What you should do
Set down each record below precisely, skipping the pictures.

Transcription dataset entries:
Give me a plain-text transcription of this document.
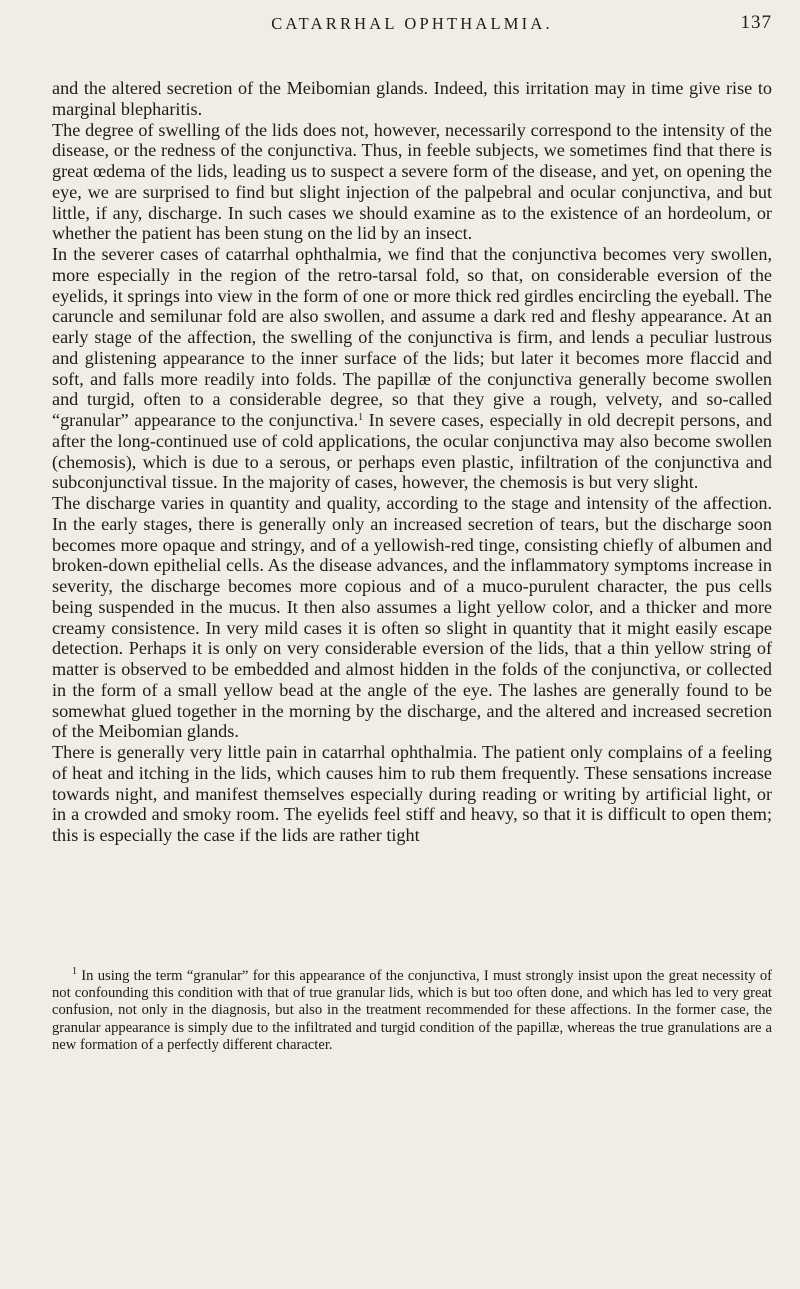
CATARRHAL OPHTHALMIA.	137

and the altered secretion of the Meibomian glands. Indeed, this irritation may in time give rise to marginal blepharitis.

The degree of swelling of the lids does not, however, necessarily correspond to the intensity of the disease, or the redness of the conjunctiva. Thus, in feeble subjects, we sometimes find that there is great œdema of the lids, leading us to suspect a severe form of the disease, and yet, on opening the eye, we are surprised to find but slight injection of the palpebral and ocular conjunctiva, and but little, if any, discharge. In such cases we should examine as to the existence of an hordeolum, or whether the patient has been stung on the lid by an insect.

In the severer cases of catarrhal ophthalmia, we find that the conjunctiva becomes very swollen, more especially in the region of the retro-tarsal fold, so that, on considerable eversion of the eyelids, it springs into view in the form of one or more thick red girdles encircling the eyeball. The caruncle and semilunar fold are also swollen, and assume a dark red and fleshy appearance. At an early stage of the affection, the swelling of the conjunctiva is firm, and lends a peculiar lustrous and glistening appearance to the inner surface of the lids; but later it becomes more flaccid and soft, and falls more readily into folds. The papillæ of the conjunctiva generally become swollen and turgid, often to a considerable degree, so that they give a rough, velvety, and so-called “granular” appearance to the conjunctiva.$^1$ In severe cases, especially in old decrepit persons, and after the long-continued use of cold applications, the ocular conjunctiva may also become swollen (chemosis), which is due to a serous, or perhaps even plastic, infiltration of the conjunctiva and subconjunctival tissue. In the majority of cases, however, the chemosis is but very slight.

The discharge varies in quantity and quality, according to the stage and intensity of the affection. In the early stages, there is generally only an increased secretion of tears, but the discharge soon becomes more opaque and stringy, and of a yellowish-red tinge, consisting chiefly of albumen and broken-down epithelial cells. As the disease advances, and the inflammatory symptoms increase in severity, the discharge becomes more copious and of a muco-purulent character, the pus cells being suspended in the mucus. It then also assumes a light yellow color, and a thicker and more creamy consistence. In very mild cases it is often so slight in quantity that it might easily escape detection. Perhaps it is only on very considerable eversion of the lids, that a thin yellow string of matter is observed to be embedded and almost hidden in the folds of the conjunctiva, or collected in the form of a small yellow bead at the angle of the eye. The lashes are generally found to be somewhat glued together in the morning by the discharge, and the altered and increased secretion of the Meibomian glands.

There is generally very little pain in catarrhal ophthalmia. The patient only complains of a feeling of heat and itching in the lids, which causes him to rub them frequently. These sensations increase towards night, and manifest themselves especially during reading or writing by artificial light, or in a crowded and smoky room. The eyelids feel stiff and heavy, so that it is difficult to open them; this is especially the case if the lids are rather tight

$^1$ In using the term “granular” for this appearance of the conjunctiva, I must strongly insist upon the great necessity of not confounding this condition with that of true granular lids, which is but too often done, and which has led to very great confusion, not only in the diagnosis, but also in the treatment recommended for these affections. In the former case, the granular appearance is simply due to the infiltrated and turgid condition of the papillæ, whereas the true granulations are a new formation of a perfectly different character.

Response to this exercise
Give me a plain-text transcription of this document.
CATARRHAL OPHTHALMIA.	137

and the altered secretion of the Meibomian glands. Indeed, this irritation may in time give rise to marginal blepharitis.

The degree of swelling of the lids does not, however, necessarily correspond to the intensity of the disease, or the redness of the conjunctiva. Thus, in feeble subjects, we sometimes find that there is great œdema of the lids, leading us to suspect a severe form of the disease, and yet, on opening the eye, we are surprised to find but slight injection of the palpebral and ocular conjunctiva, and but little, if any, discharge. In such cases we should examine as to the existence of an hordeolum, or whether the patient has been stung on the lid by an insect.

In the severer cases of catarrhal ophthalmia, we find that the conjunctiva becomes very swollen, more especially in the region of the retro-tarsal fold, so that, on considerable eversion of the eyelids, it springs into view in the form of one or more thick red girdles encircling the eyeball. The caruncle and semilunar fold are also swollen, and assume a dark red and fleshy appearance. At an early stage of the affection, the swelling of the conjunctiva is firm, and lends a peculiar lustrous and glistening appearance to the inner surface of the lids; but later it becomes more flaccid and soft, and falls more readily into folds. The papillæ of the conjunctiva generally become swollen and turgid, often to a considerable degree, so that they give a rough, velvety, and so-called “granular” appearance to the conjunctiva.$^1$ In severe cases, especially in old decrepit persons, and after the long-continued use of cold applications, the ocular conjunctiva may also become swollen (chemosis), which is due to a serous, or perhaps even plastic, infiltration of the conjunctiva and subconjunctival tissue. In the majority of cases, however, the chemosis is but very slight.

The discharge varies in quantity and quality, according to the stage and intensity of the affection. In the early stages, there is generally only an increased secretion of tears, but the discharge soon becomes more opaque and stringy, and of a yellowish-red tinge, consisting chiefly of albumen and broken-down epithelial cells. As the disease advances, and the inflammatory symptoms increase in severity, the discharge becomes more copious and of a muco-purulent character, the pus cells being suspended in the mucus. It then also assumes a light yellow color, and a thicker and more creamy consistence. In very mild cases it is often so slight in quantity that it might easily escape detection. Perhaps it is only on very considerable eversion of the lids, that a thin yellow string of matter is observed to be embedded and almost hidden in the folds of the conjunctiva, or collected in the form of a small yellow bead at the angle of the eye. The lashes are generally found to be somewhat glued together in the morning by the discharge, and the altered and increased secretion of the Meibomian glands.

There is generally very little pain in catarrhal ophthalmia. The patient only complains of a feeling of heat and itching in the lids, which causes him to rub them frequently. These sensations increase towards night, and manifest themselves especially during reading or writing by artificial light, or in a crowded and smoky room. The eyelids feel stiff and heavy, so that it is difficult to open them; this is especially the case if the lids are rather tight

$^1$ In using the term “granular” for this appearance of the conjunctiva, I must strongly insist upon the great necessity of not confounding this condition with that of true granular lids, which is but too often done, and which has led to very great confusion, not only in the diagnosis, but also in the treatment recommended for these affections. In the former case, the granular appearance is simply due to the infiltrated and turgid condition of the papillæ, whereas the true granulations are a new formation of a perfectly different character.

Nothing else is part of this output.